La préférence standard est un 1x non-participating : l’investisseur récupère d’abord 1 fois son investissement, puis les fondateurs se partagent le reste. Avec une clause participating, l’investisseur récupère d’abord sa mise, puis participe au partage du reste au prorata — un double avantage qui réduit significativement la part effective des fondateurs en cas de sortie modeste.

Ce sujet est souvent négligé car il ne se manifeste qu’au moment de la sortie. Mais une préférence de liquidation 2x participating peut transformer une exit à 10 millions en un résultat décevant pour les fondateurs, même s’ils détiennent encore un pourcentage élevé du capital.

La valeur absolue plutôt que le pourcentage

L’erreur la plus courante chez les fondateurs est de raisonner en pourcentage plutôt qu’en valeur absolue. Un fondateur qui passe de 100 % à 40 % a l’impression d’avoir « perdu » 60 % de son entreprise. En réalité, si cette dilution s’est accompagnée d’une croissance de la valorisation de zéro à 50 millions d’euros, il détient 20 millions — une richesse qu’il n’aurait jamais atteinte sans les capitaux levés.

Le raisonnement juste est le suivant : la dilution est le prix de la croissance. Chaque point de pourcentage cédé doit être compensé par une augmentation plus que proportionnelle de la valeur de l’entreprise. Si ce n’est pas le cas — si la valorisation n’augmente pas significativement entre deux tours — c’est le signe d’un problème stratégique, pas d’un problème de dilution.

C’est aussi la raison pour laquelle le bootstrapping reste une alternative pertinente. Un fondateur qui peut financer sa croissance par ses propres revenus conserve 100 % de son capital — et cette option doit être sérieusement considérée avant de s’engager dans le cycle de la dilution. Mais si le marché exige une croissance rapide pour capturer une position dominante, lever des fonds devient un choix rationnel où la dilution est le prix à payer pour la vitesse.

============

- Énoncé de la tâche:
Dans le texte sur la dilution des fondateurs, quelle est la préférence de liquidation standard ? Répondez en une phrase, s'il vous plaît.

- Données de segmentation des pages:
============

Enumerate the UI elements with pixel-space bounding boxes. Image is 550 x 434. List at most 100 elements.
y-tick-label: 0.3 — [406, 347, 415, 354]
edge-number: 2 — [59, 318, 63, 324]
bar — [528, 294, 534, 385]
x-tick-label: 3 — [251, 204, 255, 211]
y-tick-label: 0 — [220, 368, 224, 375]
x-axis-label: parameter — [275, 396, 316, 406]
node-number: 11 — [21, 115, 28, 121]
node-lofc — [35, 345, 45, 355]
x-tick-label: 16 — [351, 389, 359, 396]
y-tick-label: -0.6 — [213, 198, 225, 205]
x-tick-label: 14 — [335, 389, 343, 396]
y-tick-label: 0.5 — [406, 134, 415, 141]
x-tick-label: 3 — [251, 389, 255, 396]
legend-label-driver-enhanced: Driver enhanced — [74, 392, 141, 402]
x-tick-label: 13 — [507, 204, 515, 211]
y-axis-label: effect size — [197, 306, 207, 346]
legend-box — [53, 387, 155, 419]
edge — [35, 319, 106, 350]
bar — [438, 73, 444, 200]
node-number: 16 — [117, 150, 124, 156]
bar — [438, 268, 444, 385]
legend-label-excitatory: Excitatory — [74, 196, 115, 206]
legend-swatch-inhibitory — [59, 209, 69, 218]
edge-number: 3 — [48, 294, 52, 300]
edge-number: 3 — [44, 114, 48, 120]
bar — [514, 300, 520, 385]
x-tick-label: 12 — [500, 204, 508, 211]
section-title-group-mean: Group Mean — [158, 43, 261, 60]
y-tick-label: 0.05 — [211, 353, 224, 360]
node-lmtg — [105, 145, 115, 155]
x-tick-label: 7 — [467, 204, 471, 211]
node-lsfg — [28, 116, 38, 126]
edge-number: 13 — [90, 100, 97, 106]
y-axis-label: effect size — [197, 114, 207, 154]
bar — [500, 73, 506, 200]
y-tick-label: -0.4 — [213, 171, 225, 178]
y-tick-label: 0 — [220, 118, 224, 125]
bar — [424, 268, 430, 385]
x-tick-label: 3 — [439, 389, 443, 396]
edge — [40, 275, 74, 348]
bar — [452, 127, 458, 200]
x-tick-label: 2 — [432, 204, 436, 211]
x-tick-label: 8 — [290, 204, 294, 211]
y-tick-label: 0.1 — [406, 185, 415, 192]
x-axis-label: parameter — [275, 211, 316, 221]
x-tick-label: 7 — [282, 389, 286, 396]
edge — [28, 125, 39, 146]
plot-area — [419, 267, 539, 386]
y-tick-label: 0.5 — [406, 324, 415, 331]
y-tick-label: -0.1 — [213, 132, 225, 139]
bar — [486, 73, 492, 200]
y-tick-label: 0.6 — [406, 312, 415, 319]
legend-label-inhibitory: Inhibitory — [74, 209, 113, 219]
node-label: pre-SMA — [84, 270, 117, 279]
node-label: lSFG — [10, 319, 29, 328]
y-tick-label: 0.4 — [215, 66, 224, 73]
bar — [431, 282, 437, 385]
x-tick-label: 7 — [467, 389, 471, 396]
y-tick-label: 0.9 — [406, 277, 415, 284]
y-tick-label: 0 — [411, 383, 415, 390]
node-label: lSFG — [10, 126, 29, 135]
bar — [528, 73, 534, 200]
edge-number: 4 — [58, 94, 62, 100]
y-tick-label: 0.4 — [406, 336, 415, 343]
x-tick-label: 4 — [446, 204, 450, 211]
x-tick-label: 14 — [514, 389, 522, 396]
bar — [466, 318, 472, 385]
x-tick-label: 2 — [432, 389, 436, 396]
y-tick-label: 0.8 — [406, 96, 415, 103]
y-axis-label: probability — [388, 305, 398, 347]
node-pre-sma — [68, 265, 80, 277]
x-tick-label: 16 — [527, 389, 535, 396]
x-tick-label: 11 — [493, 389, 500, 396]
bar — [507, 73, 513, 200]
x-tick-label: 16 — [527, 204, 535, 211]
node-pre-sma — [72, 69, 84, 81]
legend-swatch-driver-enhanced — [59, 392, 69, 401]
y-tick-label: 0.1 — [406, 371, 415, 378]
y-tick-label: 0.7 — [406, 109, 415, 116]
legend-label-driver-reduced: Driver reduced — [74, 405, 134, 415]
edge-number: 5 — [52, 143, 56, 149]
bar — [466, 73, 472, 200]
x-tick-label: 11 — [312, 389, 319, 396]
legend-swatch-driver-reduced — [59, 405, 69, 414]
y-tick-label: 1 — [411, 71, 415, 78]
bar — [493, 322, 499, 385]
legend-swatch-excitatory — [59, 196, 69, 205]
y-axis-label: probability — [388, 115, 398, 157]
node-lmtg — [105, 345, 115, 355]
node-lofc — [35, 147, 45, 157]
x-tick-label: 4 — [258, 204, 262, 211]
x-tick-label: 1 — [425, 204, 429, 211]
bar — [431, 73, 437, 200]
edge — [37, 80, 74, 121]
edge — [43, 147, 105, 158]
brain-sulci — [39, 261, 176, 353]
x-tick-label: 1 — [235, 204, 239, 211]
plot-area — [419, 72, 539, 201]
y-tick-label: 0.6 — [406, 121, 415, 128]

============

- Réponse attendue:
La préférence standard est un 1x non-participating.